• [练习材料]:

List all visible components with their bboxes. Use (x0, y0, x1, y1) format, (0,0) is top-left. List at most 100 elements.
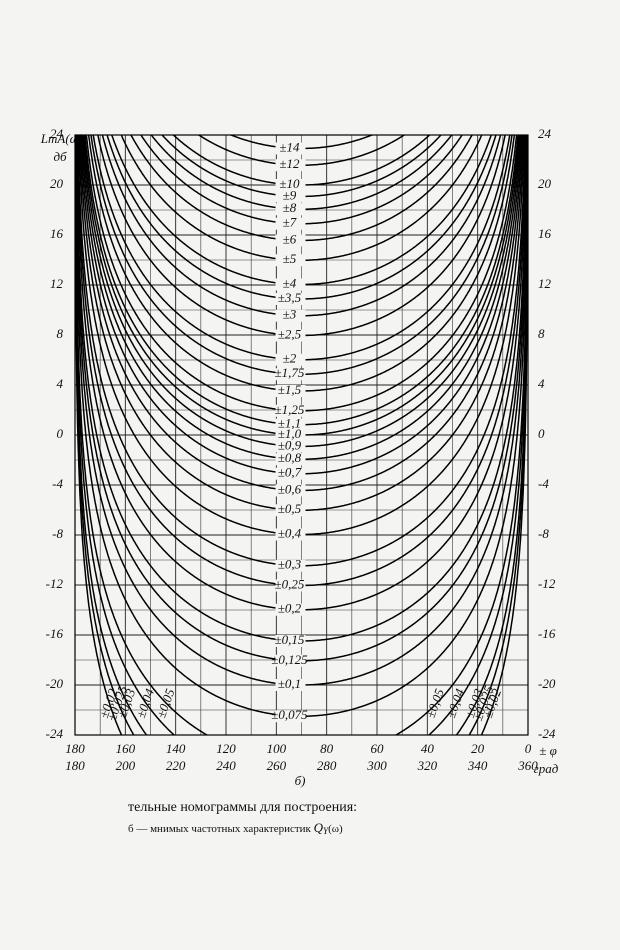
y2-tick-label: 12 (538, 276, 552, 291)
x-phi-tick-label: 0 (525, 741, 532, 756)
curve-label: ±4 (283, 275, 297, 290)
curve-label: ±8 (283, 200, 297, 215)
curve-label-bg (275, 278, 306, 291)
curve-label-bg (275, 384, 306, 397)
caption-symbol: Q (314, 820, 324, 835)
y-tick-label: 12 (50, 276, 64, 291)
curve-label-bg (275, 418, 306, 431)
x-phi-tick-label: 20 (471, 741, 485, 756)
curve-label-bg (275, 292, 306, 305)
x-phi-tick-label: 160 (116, 741, 136, 756)
curve-label: ±9 (283, 187, 297, 202)
y2-tick-label: 20 (538, 176, 552, 191)
curve-label: ±1,1 (278, 416, 301, 431)
curve-label-bg (275, 309, 306, 322)
y-tick-label: -24 (46, 726, 64, 741)
x-tick-label: 180 (65, 758, 85, 773)
curve-label-bg (275, 484, 306, 497)
x-tick-label: 240 (216, 758, 236, 773)
curve-label-bg (275, 559, 306, 572)
curve-label-bg (275, 404, 306, 417)
y-axis-label: LmA(ω) (40, 131, 83, 146)
curve-label: ±0,1 (278, 676, 301, 691)
curve-label-bg (275, 159, 306, 172)
y2-tick-label: 16 (538, 226, 552, 241)
curve-label-bg (275, 254, 306, 267)
curve-label: ±0,8 (278, 450, 302, 465)
x-tick-label: 320 (417, 758, 438, 773)
curve-label: ±2 (283, 351, 297, 366)
caption-arg: (ω) (328, 823, 343, 835)
curve-label: ±0,25 (275, 576, 305, 591)
curve (75, 170, 528, 735)
caption-line: тельные номограммы для построения: (128, 800, 357, 815)
curve-label-bg (275, 453, 306, 466)
plot-frame (74, 134, 529, 736)
curve-label: ±1,0 (278, 426, 302, 441)
curve-label-bg (275, 603, 306, 616)
curve-label-bg (275, 654, 306, 667)
curve-label-bg (275, 710, 306, 723)
x-phi-tick-label: 180 (65, 741, 85, 756)
y-tick-label: 20 (50, 176, 64, 191)
curve-label-bg (275, 440, 306, 453)
curve-label-bg (275, 203, 306, 216)
y-tick-label: 8 (57, 326, 64, 341)
curve-label: ±3 (283, 307, 297, 322)
caption-line: б — мнимых частотных характеристик QY(ω) (128, 820, 343, 836)
curve-labels: ±14 ±12 ±10±9±8±7±6 ±5 ±4±3,5 ±3 ±2,5 ±2±1,75 ±1… (96, 139, 504, 722)
curve-label: ±1,75 (275, 365, 305, 380)
y2-tick-label: -24 (538, 726, 556, 741)
x-phi-tick-label: 100 (267, 741, 287, 756)
y2-tick-label: -12 (538, 576, 556, 591)
curve-label-bg (275, 579, 306, 592)
y-axis-unit: дб (53, 149, 67, 164)
x-phi-tick-label: 60 (371, 741, 385, 756)
curve-label-bg (275, 217, 306, 230)
curve-label: ±14 (279, 139, 300, 154)
y2-tick-label: -8 (538, 526, 549, 541)
y-tick-label: -4 (52, 476, 63, 491)
curve-label: ±0,6 (278, 481, 302, 496)
y2-tick-label: -20 (538, 676, 556, 691)
y-tick-label: 0 (57, 426, 64, 441)
y-tick-label: 24 (50, 126, 64, 141)
y-tick-label: 16 (50, 226, 64, 241)
curve-label-bg (275, 679, 306, 691)
curve-label: ±1,5 (278, 382, 302, 397)
curve-label-bg (275, 528, 306, 541)
x-tick-label: 260 (267, 758, 287, 773)
curve-label: ±0,4 (278, 525, 302, 540)
x-phi-tick-label: 40 (421, 741, 435, 756)
curve-label: ±2,5 (278, 326, 302, 341)
y2-tick-label: -4 (538, 476, 549, 491)
curve-label: ±0,7 (278, 465, 302, 480)
curve-label-bg (275, 429, 306, 441)
curve-label: ±0,9 (278, 437, 302, 452)
curve-label: ±0,075 (271, 707, 308, 722)
y2-tick-label: 0 (538, 426, 545, 441)
x-tick-label: 360 (517, 758, 538, 773)
y2-tick-label: 24 (538, 126, 552, 141)
x-axis-label: ± φ (539, 743, 557, 758)
x-axis-unit: град (534, 761, 559, 776)
x-tick-label: 340 (467, 758, 488, 773)
curve-label-bg (275, 353, 306, 366)
curve-label-bg (275, 190, 306, 203)
y-tick-label: 4 (57, 376, 64, 391)
caption-subscript: Y (323, 826, 329, 836)
curve-label: ±0,3 (278, 557, 302, 572)
curve-label-bg (275, 329, 306, 342)
y2-tick-label: 8 (538, 326, 545, 341)
curve-label-bg (275, 234, 306, 247)
curve-label: ±0,5 (278, 501, 302, 516)
y-tick-label: -16 (46, 626, 64, 641)
curve-label-bg (275, 467, 306, 480)
curve-label: ±12 (279, 156, 300, 171)
curve-label-bg (275, 634, 306, 647)
y-tick-label: -8 (52, 526, 63, 541)
curve-label: ±5 (283, 251, 297, 266)
curve-label: ±1,25 (275, 402, 305, 417)
x-tick-label: 220 (166, 758, 186, 773)
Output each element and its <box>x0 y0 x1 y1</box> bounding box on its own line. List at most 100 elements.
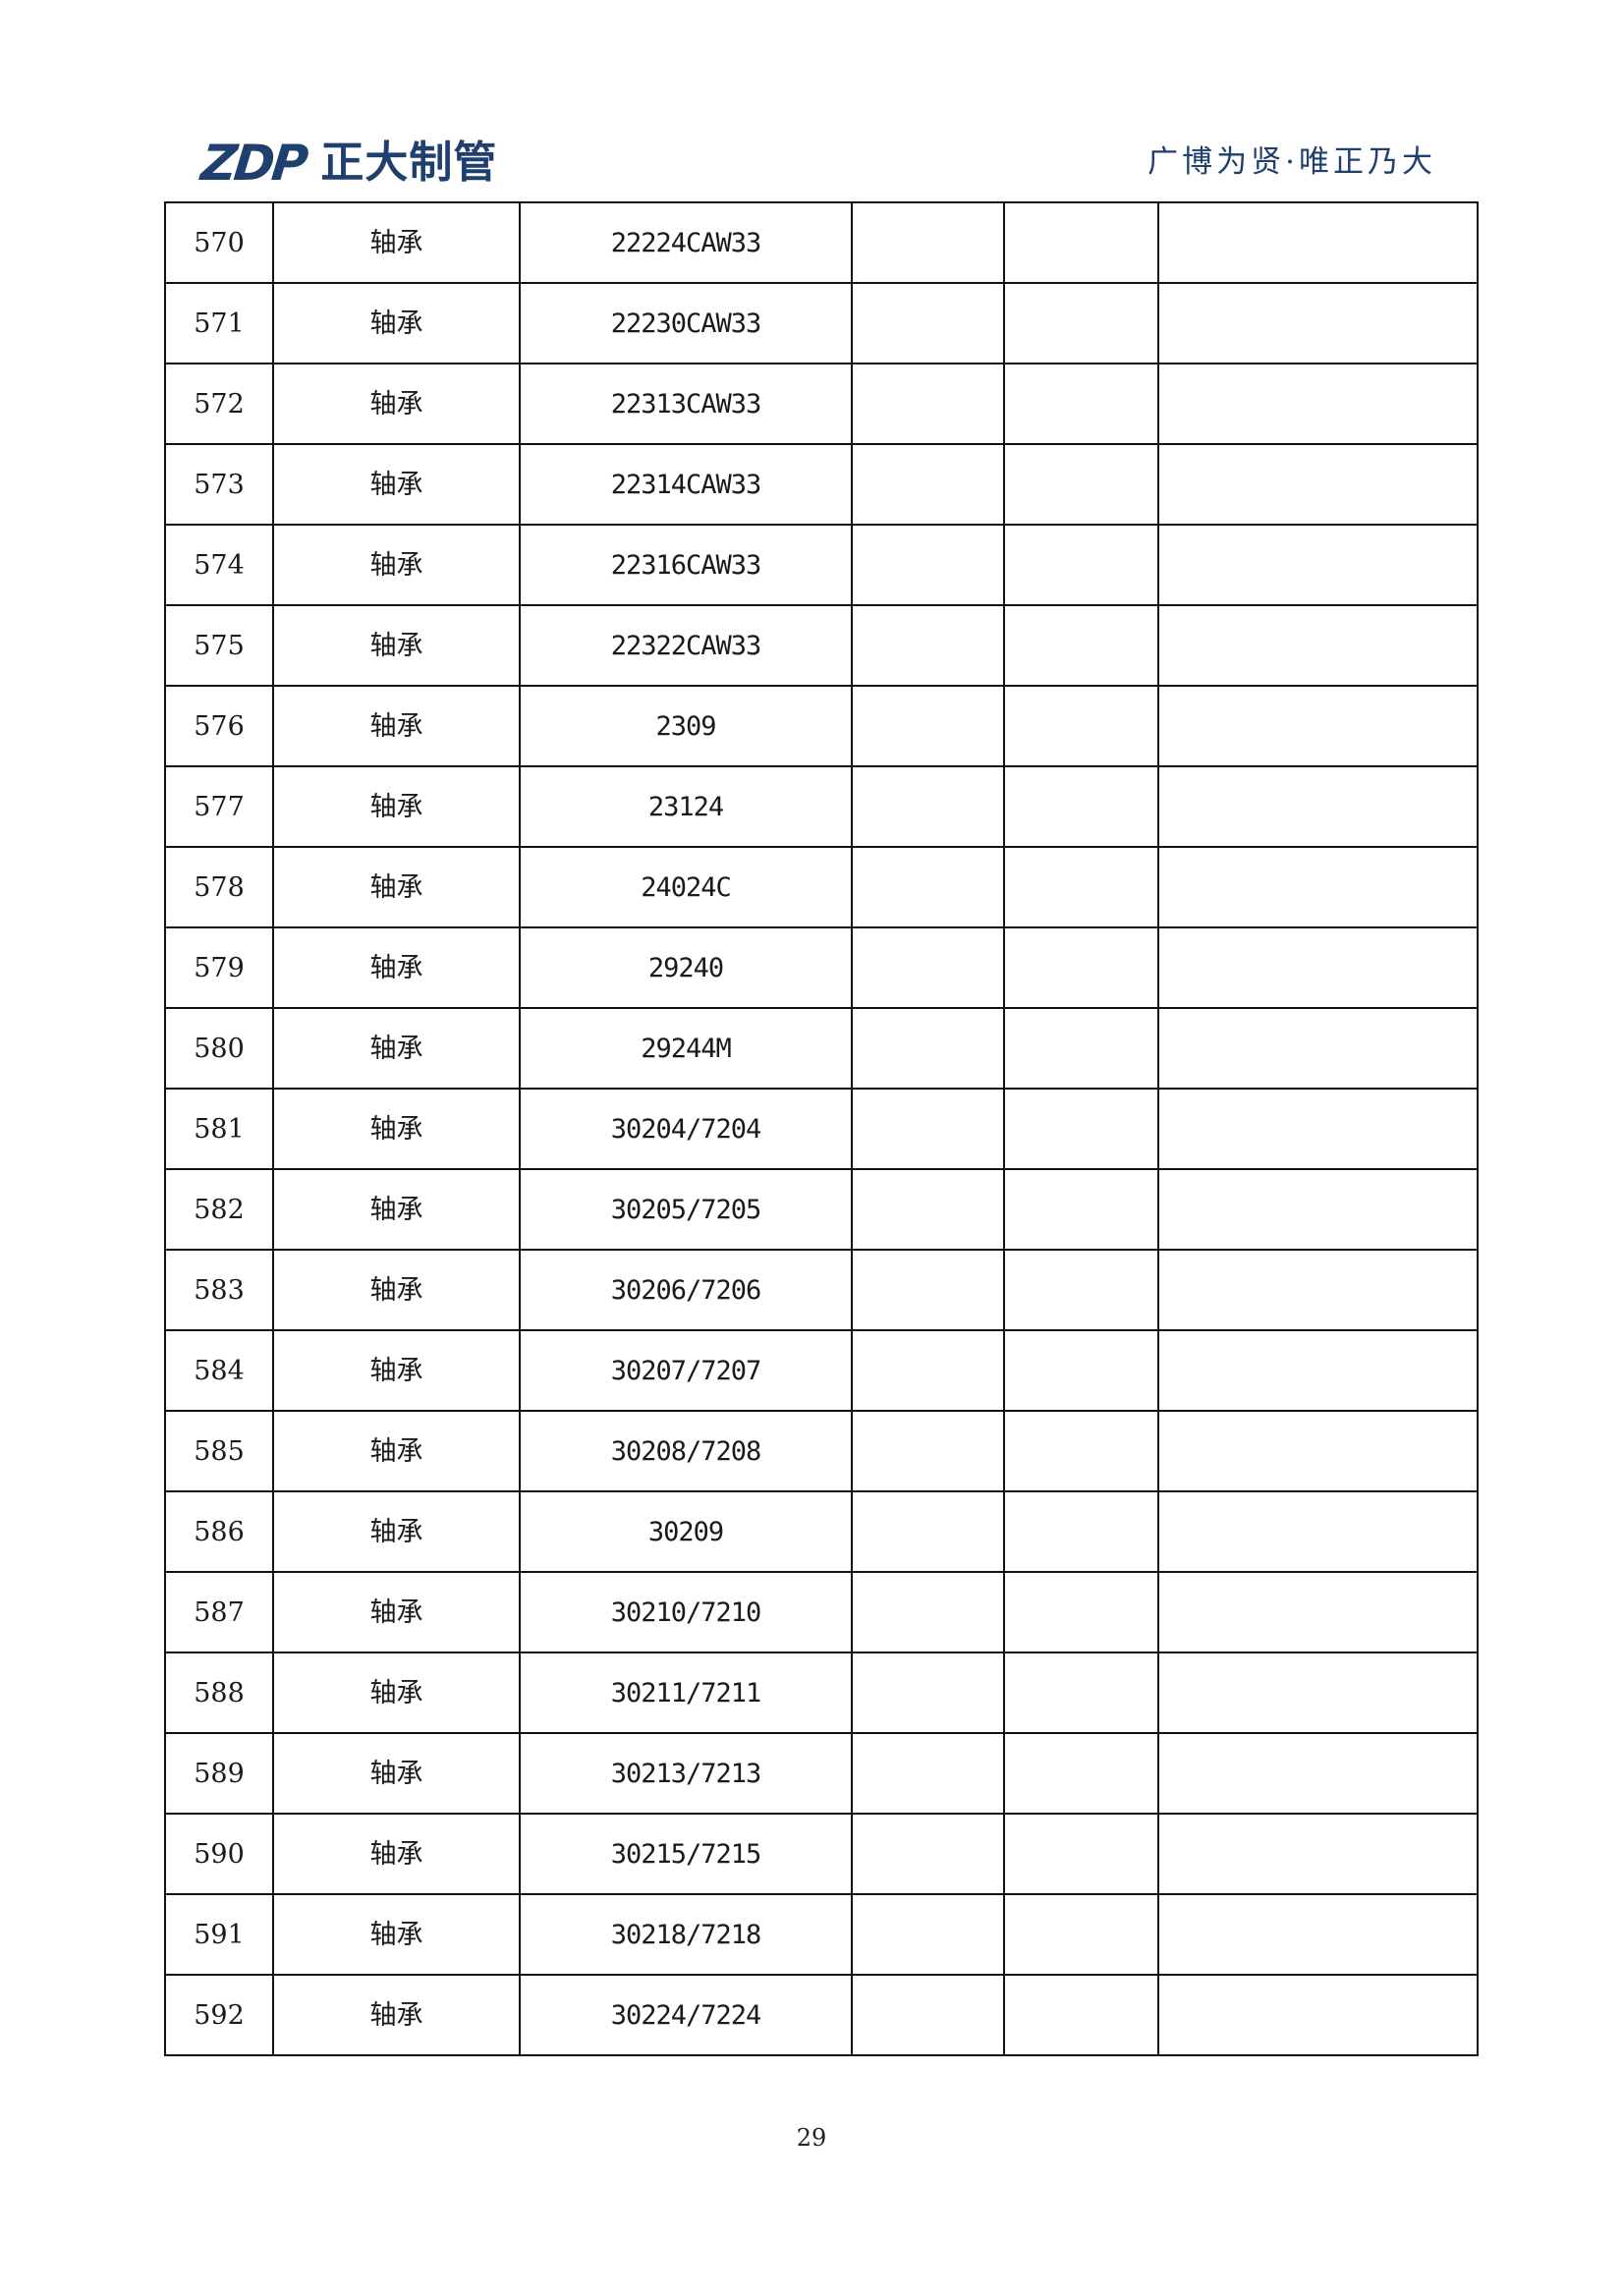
page-number: 29 <box>796 2124 827 2152</box>
cell-serial-number: 573 <box>164 443 274 526</box>
cell-empty <box>1157 1732 1479 1815</box>
cell-serial-number: 588 <box>164 1652 274 1734</box>
cell-empty <box>851 201 1005 284</box>
table-row: 591 轴承 30218/7218 <box>164 1893 1479 1976</box>
cell-serial-number: 570 <box>164 201 274 284</box>
cell-empty <box>1003 926 1159 1009</box>
cell-empty <box>1157 363 1479 445</box>
cell-empty <box>851 685 1005 767</box>
table-row: 575 轴承 22322CAW33 <box>164 604 1479 687</box>
cell-part-model: 23124 <box>519 765 853 848</box>
cell-empty <box>851 1974 1005 2056</box>
cell-part-model: 30224/7224 <box>519 1974 853 2056</box>
cell-empty <box>851 1007 1005 1090</box>
cell-empty <box>1003 1007 1159 1090</box>
cell-empty <box>851 1813 1005 1895</box>
cell-empty <box>1003 685 1159 767</box>
cell-serial-number: 584 <box>164 1329 274 1412</box>
table-row: 584 轴承 30207/7207 <box>164 1329 1479 1412</box>
table-row: 574 轴承 22316CAW33 <box>164 524 1479 606</box>
cell-serial-number: 576 <box>164 685 274 767</box>
table-row: 581 轴承 30204/7204 <box>164 1088 1479 1170</box>
cell-empty <box>851 1088 1005 1170</box>
cell-empty <box>1157 443 1479 526</box>
cell-part-model: 22230CAW33 <box>519 282 853 364</box>
cell-empty <box>1157 1813 1479 1895</box>
cell-empty <box>1003 1329 1159 1412</box>
cell-serial-number: 575 <box>164 604 274 687</box>
cell-empty <box>1157 1249 1479 1331</box>
parts-table: 570 轴承 22224CAW33 571 轴承 22230CAW33 572 轴承 22313… <box>164 201 1479 2056</box>
table-row: 580 轴承 29244M <box>164 1007 1479 1090</box>
cell-empty <box>1157 1490 1479 1573</box>
cell-empty <box>1157 604 1479 687</box>
cell-part-model: 30208/7208 <box>519 1410 853 1492</box>
table-row: 585 轴承 30208/7208 <box>164 1410 1479 1492</box>
cell-part-name: 轴承 <box>272 363 521 445</box>
cell-serial-number: 581 <box>164 1088 274 1170</box>
cell-part-model: 30215/7215 <box>519 1813 853 1895</box>
cell-part-model: 22314CAW33 <box>519 443 853 526</box>
table-row: 586 轴承 30209 <box>164 1490 1479 1573</box>
cell-part-name: 轴承 <box>272 1410 521 1492</box>
cell-part-name: 轴承 <box>272 524 521 606</box>
cell-empty <box>1157 1329 1479 1412</box>
cell-part-model: 22313CAW33 <box>519 363 853 445</box>
cell-empty <box>851 282 1005 364</box>
cell-part-model: 24024C <box>519 846 853 928</box>
cell-empty <box>1003 363 1159 445</box>
cell-part-model: 30211/7211 <box>519 1652 853 1734</box>
cell-empty <box>1157 1007 1479 1090</box>
cell-empty <box>851 1732 1005 1815</box>
cell-serial-number: 572 <box>164 363 274 445</box>
cell-empty <box>851 765 1005 848</box>
table-row: 577 轴承 23124 <box>164 765 1479 848</box>
cell-serial-number: 583 <box>164 1249 274 1331</box>
parts-table-body: 570 轴承 22224CAW33 571 轴承 22230CAW33 572 轴承 22313… <box>164 201 1479 2056</box>
logo-company-name: 正大制管 <box>320 138 498 188</box>
cell-serial-number: 587 <box>164 1571 274 1653</box>
cell-empty <box>851 1329 1005 1412</box>
cell-empty <box>1003 846 1159 928</box>
cell-part-model: 22316CAW33 <box>519 524 853 606</box>
cell-empty <box>851 363 1005 445</box>
cell-part-name: 轴承 <box>272 282 521 364</box>
cell-part-name: 轴承 <box>272 1732 521 1815</box>
cell-empty <box>1003 1813 1159 1895</box>
cell-empty <box>1003 524 1159 606</box>
cell-part-name: 轴承 <box>272 685 521 767</box>
cell-part-model: 22224CAW33 <box>519 201 853 284</box>
cell-empty <box>1003 1974 1159 2056</box>
cell-part-name: 轴承 <box>272 1652 521 1734</box>
cell-empty <box>1157 524 1479 606</box>
table-row: 583 轴承 30206/7206 <box>164 1249 1479 1331</box>
cell-part-name: 轴承 <box>272 1088 521 1170</box>
table-row: 587 轴承 30210/7210 <box>164 1571 1479 1653</box>
cell-empty <box>1003 1732 1159 1815</box>
cell-part-name: 轴承 <box>272 604 521 687</box>
cell-empty <box>1003 282 1159 364</box>
table-row: 589 轴承 30213/7213 <box>164 1732 1479 1815</box>
cell-part-name: 轴承 <box>272 765 521 848</box>
cell-empty <box>1157 926 1479 1009</box>
cell-part-model: 30213/7213 <box>519 1732 853 1815</box>
cell-empty <box>1157 1974 1479 2056</box>
cell-part-model: 29244M <box>519 1007 853 1090</box>
cell-serial-number: 577 <box>164 765 274 848</box>
cell-empty <box>851 846 1005 928</box>
cell-empty <box>851 1490 1005 1573</box>
cell-serial-number: 580 <box>164 1007 274 1090</box>
table-row: 579 轴承 29240 <box>164 926 1479 1009</box>
cell-empty <box>1157 1410 1479 1492</box>
cell-serial-number: 579 <box>164 926 274 1009</box>
table-row: 582 轴承 30205/7205 <box>164 1168 1479 1251</box>
cell-empty <box>851 1168 1005 1251</box>
cell-serial-number: 578 <box>164 846 274 928</box>
cell-empty <box>1003 765 1159 848</box>
cell-empty <box>1003 1571 1159 1653</box>
cell-empty <box>1003 1490 1159 1573</box>
cell-empty <box>851 1571 1005 1653</box>
cell-part-name: 轴承 <box>272 1893 521 1976</box>
cell-empty <box>1157 1168 1479 1251</box>
cell-empty <box>851 1410 1005 1492</box>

• [任务要求]: 请从包含"page-number: 29 <box>796 2124 827 2152</box>"的那一行开始，一直到包含"table-row: 575 轴承"的那一行为止，将这些行原样打印出来，首尾两行都包括在内。

• [本题解答]:
page-number: 29 <box>796 2124 827 2152</box>
cell-serial-number: 573 <box>164 443 274 526</box>
cell-empty <box>1157 1732 1479 1815</box>
cell-serial-number: 588 <box>164 1652 274 1734</box>
cell-empty <box>851 201 1005 284</box>
table-row: 591 轴承 30218/7218 <box>164 1893 1479 1976</box>
cell-serial-number: 570 <box>164 201 274 284</box>
cell-empty <box>1003 926 1159 1009</box>
cell-empty <box>1157 363 1479 445</box>
cell-empty <box>851 685 1005 767</box>
table-row: 575 轴承 22322CAW33 <box>164 604 1479 687</box>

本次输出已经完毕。